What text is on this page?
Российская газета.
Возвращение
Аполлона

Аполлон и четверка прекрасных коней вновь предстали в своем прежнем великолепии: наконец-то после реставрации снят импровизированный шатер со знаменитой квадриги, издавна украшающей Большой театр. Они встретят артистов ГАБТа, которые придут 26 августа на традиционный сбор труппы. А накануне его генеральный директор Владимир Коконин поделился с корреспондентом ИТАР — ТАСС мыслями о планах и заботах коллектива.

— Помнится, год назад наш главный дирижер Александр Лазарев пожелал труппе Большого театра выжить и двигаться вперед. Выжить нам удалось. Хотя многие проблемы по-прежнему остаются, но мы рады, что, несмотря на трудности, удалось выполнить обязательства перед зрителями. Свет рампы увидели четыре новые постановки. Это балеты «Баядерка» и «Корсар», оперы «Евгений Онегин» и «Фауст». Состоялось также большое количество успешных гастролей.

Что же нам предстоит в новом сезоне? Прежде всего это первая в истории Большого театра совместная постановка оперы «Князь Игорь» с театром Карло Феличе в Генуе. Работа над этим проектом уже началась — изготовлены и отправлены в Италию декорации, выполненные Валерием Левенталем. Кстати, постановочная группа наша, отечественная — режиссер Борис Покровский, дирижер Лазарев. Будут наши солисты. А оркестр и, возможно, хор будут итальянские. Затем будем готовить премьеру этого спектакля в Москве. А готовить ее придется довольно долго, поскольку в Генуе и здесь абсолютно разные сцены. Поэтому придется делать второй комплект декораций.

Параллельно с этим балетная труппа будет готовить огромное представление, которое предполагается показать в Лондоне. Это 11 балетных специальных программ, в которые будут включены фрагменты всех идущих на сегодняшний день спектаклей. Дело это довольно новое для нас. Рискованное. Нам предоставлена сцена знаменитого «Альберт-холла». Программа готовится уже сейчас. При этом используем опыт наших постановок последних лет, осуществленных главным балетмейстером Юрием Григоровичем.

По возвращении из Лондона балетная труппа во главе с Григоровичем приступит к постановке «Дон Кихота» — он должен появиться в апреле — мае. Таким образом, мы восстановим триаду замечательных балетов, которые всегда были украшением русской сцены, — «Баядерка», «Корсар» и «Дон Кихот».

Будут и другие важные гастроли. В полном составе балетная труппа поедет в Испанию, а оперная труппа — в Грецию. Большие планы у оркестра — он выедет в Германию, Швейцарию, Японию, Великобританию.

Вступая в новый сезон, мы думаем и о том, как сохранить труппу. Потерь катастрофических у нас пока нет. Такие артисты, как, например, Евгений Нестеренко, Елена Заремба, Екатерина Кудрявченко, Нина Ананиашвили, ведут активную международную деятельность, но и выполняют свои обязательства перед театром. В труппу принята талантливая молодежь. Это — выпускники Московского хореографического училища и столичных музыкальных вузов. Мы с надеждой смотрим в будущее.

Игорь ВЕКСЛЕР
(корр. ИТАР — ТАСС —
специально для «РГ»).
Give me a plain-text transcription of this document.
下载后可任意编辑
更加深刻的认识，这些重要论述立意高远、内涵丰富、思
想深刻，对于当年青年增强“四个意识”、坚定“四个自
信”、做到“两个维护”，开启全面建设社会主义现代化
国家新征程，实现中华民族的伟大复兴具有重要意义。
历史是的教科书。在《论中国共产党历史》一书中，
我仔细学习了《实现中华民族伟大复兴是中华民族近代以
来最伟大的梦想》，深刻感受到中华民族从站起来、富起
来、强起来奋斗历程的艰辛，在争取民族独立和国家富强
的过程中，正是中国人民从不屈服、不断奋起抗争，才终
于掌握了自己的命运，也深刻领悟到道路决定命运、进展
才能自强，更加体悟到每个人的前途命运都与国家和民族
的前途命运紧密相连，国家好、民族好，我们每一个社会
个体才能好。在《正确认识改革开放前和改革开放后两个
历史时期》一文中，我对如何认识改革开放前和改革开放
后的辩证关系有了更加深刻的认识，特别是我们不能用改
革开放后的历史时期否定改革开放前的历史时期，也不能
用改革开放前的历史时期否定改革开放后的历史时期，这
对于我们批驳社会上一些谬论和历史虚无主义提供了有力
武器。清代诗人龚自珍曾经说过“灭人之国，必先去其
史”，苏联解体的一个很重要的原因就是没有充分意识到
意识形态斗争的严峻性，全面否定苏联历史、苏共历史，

☆ ☆ ☆ ☆ ☆ ☆ ☆

**Written task:** Lines containing the string "Игорь" are to be selected and copied.

**Completed task:**
Что же нам предстоит в новом сезоне? Прежде всего это первая в истории Большого театра совместная постановка оперы «Князь Игорь» с театром Карло Феличе в Генуе. Работа над этим проектом уже началась — изготовлены и отправлены в Италию декорации, выполненные Валерием Левенталем. Кстати, постановочная группа наша, отечественная — режиссер Борис Покровский, дирижер Лазарев. Будут наши солисты. А оркестр и, возможно, хор будут итальянские. Затем будем готовить премьеру этого спектакля в Москве. А готовить ее придется довольно долго, поскольку в Генуе и здесь абсолютно разные сцены. Поэтому придется делать второй комплект декораций.
Игорь ВЕКСЛЕР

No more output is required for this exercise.